Task to complete
Restate the records that follow word for word; no pictures should appear.

(Part of a data file)
---

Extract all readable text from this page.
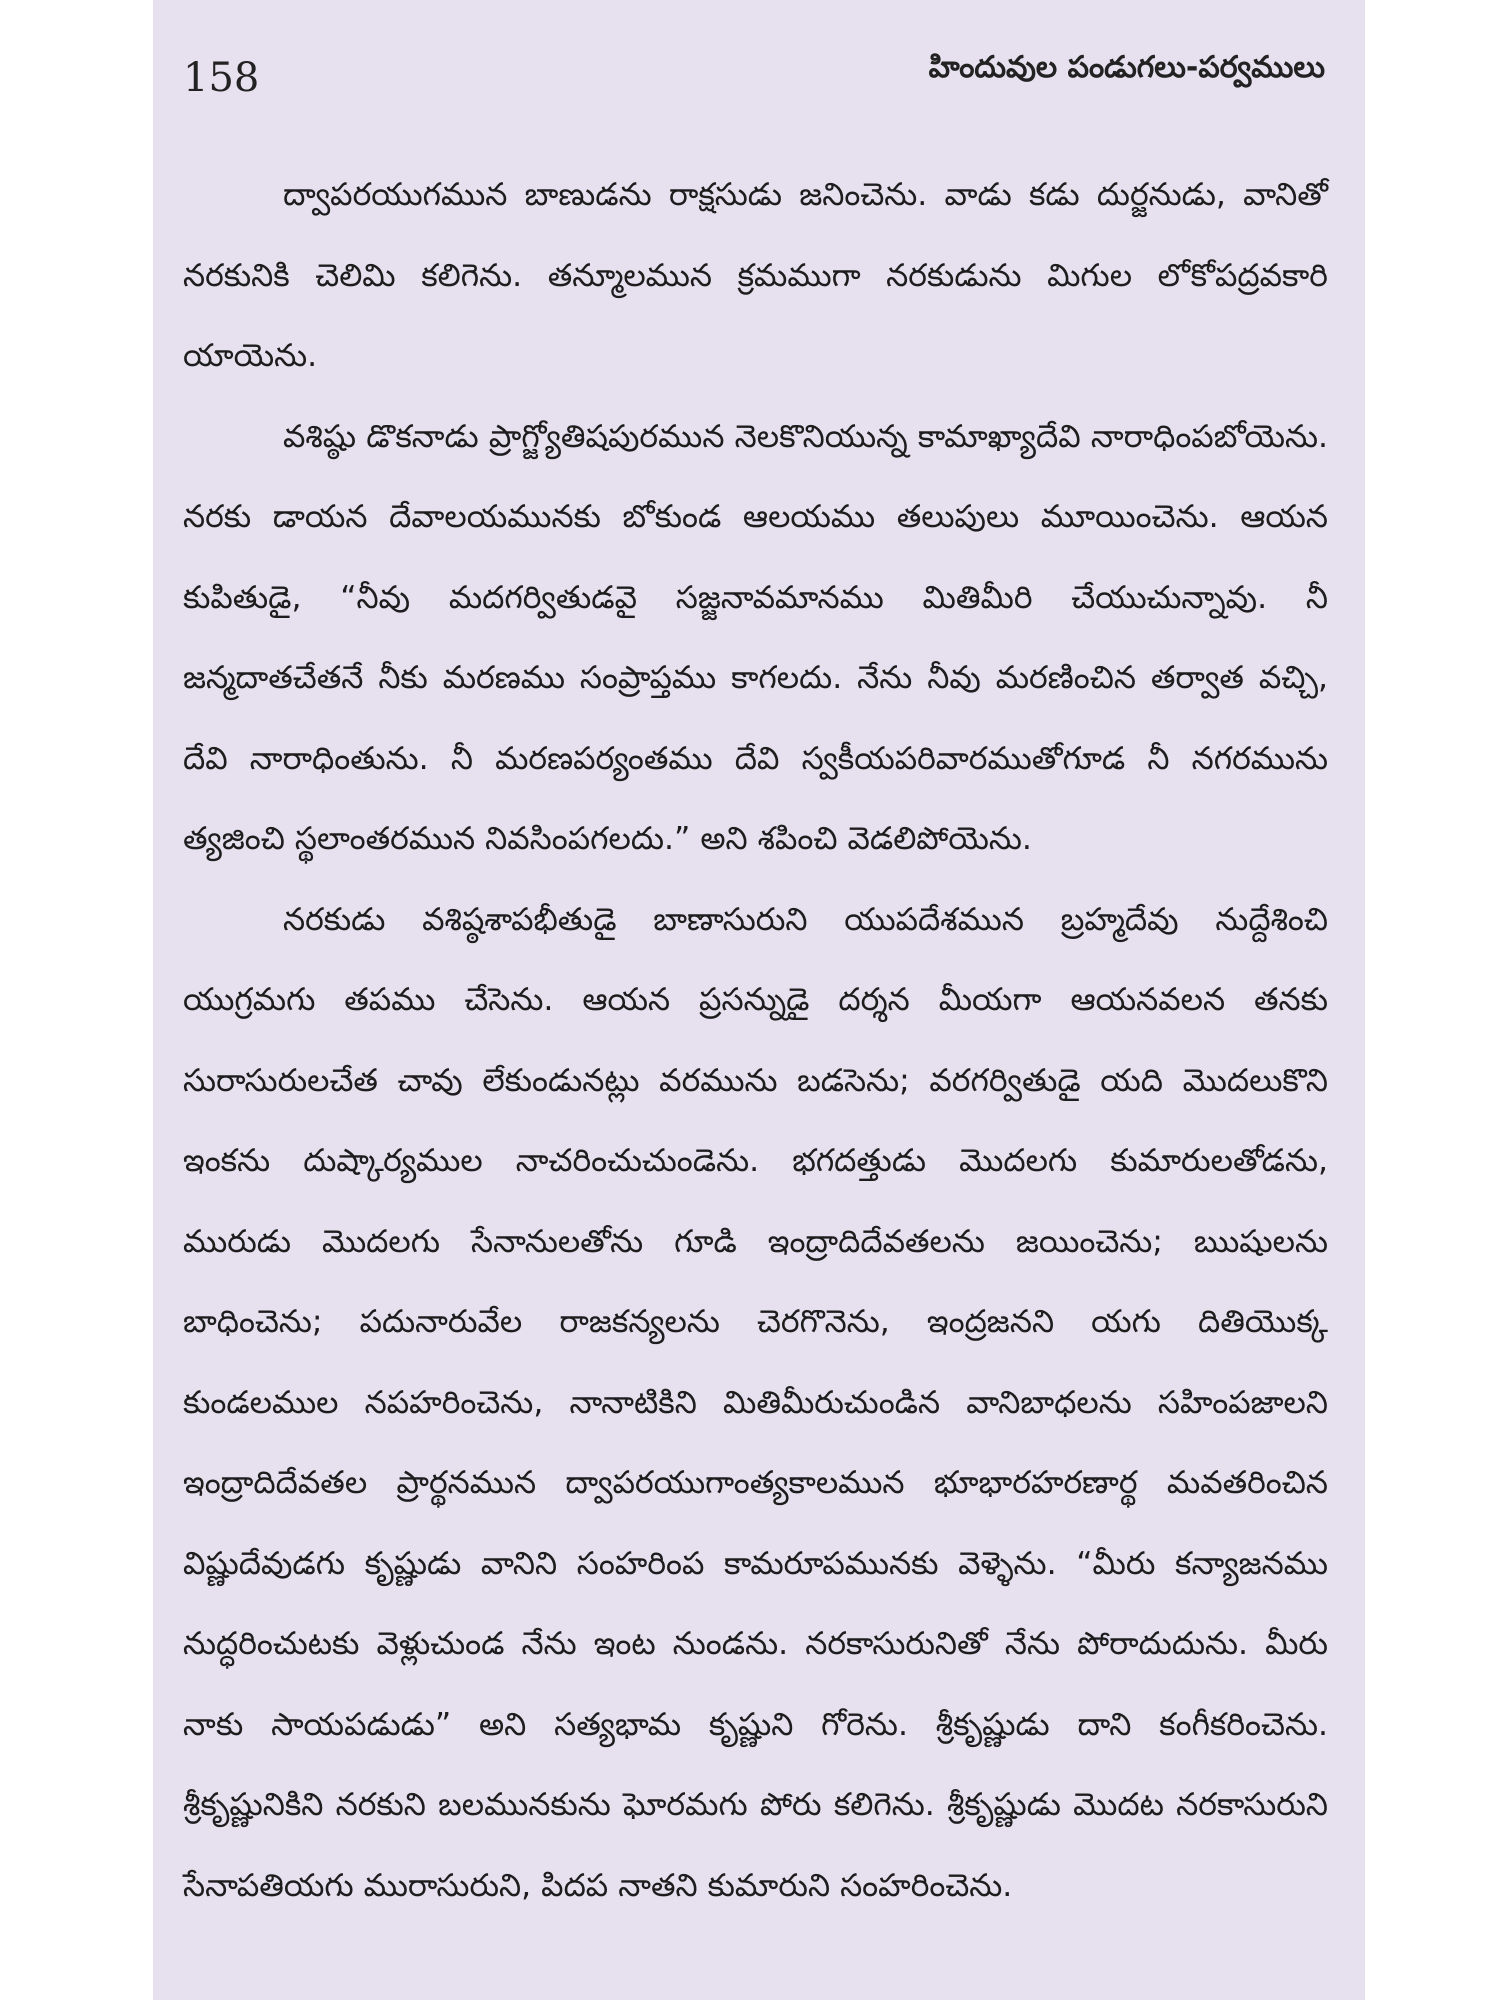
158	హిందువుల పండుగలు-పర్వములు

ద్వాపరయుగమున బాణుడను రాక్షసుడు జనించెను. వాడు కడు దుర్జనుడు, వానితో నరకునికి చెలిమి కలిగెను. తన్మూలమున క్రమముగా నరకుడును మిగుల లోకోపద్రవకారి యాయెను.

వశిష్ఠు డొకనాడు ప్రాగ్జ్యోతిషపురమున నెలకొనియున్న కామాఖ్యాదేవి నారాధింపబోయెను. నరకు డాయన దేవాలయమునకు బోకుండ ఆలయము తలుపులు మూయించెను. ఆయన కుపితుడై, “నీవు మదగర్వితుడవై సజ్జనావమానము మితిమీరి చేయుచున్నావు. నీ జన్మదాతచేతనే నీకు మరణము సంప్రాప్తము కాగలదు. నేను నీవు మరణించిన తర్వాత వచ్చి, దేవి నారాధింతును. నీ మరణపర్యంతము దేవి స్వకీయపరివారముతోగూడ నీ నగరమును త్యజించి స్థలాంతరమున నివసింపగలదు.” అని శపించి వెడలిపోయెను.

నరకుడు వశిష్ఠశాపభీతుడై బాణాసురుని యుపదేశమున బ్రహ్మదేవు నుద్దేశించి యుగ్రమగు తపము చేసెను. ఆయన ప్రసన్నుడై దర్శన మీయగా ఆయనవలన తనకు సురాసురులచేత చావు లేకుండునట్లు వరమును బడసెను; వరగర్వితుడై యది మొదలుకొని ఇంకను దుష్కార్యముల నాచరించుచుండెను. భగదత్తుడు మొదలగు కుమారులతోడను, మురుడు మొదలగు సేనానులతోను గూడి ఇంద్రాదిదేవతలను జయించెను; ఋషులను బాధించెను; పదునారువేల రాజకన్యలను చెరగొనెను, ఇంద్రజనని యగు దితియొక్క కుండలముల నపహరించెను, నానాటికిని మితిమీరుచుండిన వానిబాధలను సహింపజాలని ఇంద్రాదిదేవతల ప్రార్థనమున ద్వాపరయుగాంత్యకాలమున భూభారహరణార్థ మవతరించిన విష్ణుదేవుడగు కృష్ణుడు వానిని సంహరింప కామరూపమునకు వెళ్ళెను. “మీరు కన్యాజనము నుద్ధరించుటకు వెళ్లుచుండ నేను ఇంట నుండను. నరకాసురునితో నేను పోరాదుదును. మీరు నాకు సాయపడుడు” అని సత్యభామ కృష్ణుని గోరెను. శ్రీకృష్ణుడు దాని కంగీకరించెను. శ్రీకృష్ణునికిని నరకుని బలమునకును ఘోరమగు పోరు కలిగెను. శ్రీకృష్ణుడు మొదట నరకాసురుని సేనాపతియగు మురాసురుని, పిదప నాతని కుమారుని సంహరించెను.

---

Output for this task
Extract all readable text from this page.
158	హిందువుల పండుగలు-పర్వములు

ద్వాపరయుగమున బాణుడను రాక్షసుడు జనించెను. వాడు కడు దుర్జనుడు, వానితో నరకునికి చెలిమి కలిగెను. తన్మూలమున క్రమముగా నరకుడును మిగుల లోకోపద్రవకారి యాయెను.

వశిష్ఠు డొకనాడు ప్రాగ్జ్యోతిషపురమున నెలకొనియున్న కామాఖ్యాదేవి నారాధింపబోయెను. నరకు డాయన దేవాలయమునకు బోకుండ ఆలయము తలుపులు మూయించెను. ఆయన కుపితుడై, “నీవు మదగర్వితుడవై సజ్జనావమానము మితిమీరి చేయుచున్నావు. నీ జన్మదాతచేతనే నీకు మరణము సంప్రాప్తము కాగలదు. నేను నీవు మరణించిన తర్వాత వచ్చి, దేవి నారాధింతును. నీ మరణపర్యంతము దేవి స్వకీయపరివారముతోగూడ నీ నగరమును త్యజించి స్థలాంతరమున నివసింపగలదు.” అని శపించి వెడలిపోయెను.

నరకుడు వశిష్ఠశాపభీతుడై బాణాసురుని యుపదేశమున బ్రహ్మదేవు నుద్దేశించి యుగ్రమగు తపము చేసెను. ఆయన ప్రసన్నుడై దర్శన మీయగా ఆయనవలన తనకు సురాసురులచేత చావు లేకుండునట్లు వరమును బడసెను; వరగర్వితుడై యది మొదలుకొని ఇంకను దుష్కార్యముల నాచరించుచుండెను. భగదత్తుడు మొదలగు కుమారులతోడను, మురుడు మొదలగు సేనానులతోను గూడి ఇంద్రాదిదేవతలను జయించెను; ఋషులను బాధించెను; పదునారువేల రాజకన్యలను చెరగొనెను, ఇంద్రజనని యగు దితియొక్క కుండలముల నపహరించెను, నానాటికిని మితిమీరుచుండిన వానిబాధలను సహింపజాలని ఇంద్రాదిదేవతల ప్రార్థనమున ద్వాపరయుగాంత్యకాలమున భూభారహరణార్థ మవతరించిన విష్ణుదేవుడగు కృష్ణుడు వానిని సంహరింప కామరూపమునకు వెళ్ళెను. “మీరు కన్యాజనము నుద్ధరించుటకు వెళ్లుచుండ నేను ఇంట నుండను. నరకాసురునితో నేను పోరాదుదును. మీరు నాకు సాయపడుడు” అని సత్యభామ కృష్ణుని గోరెను. శ్రీకృష్ణుడు దాని కంగీకరించెను. శ్రీకృష్ణునికిని నరకుని బలమునకును ఘోరమగు పోరు కలిగెను. శ్రీకృష్ణుడు మొదట నరకాసురుని సేనాపతియగు మురాసురుని, పిదప నాతని కుమారుని సంహరించెను.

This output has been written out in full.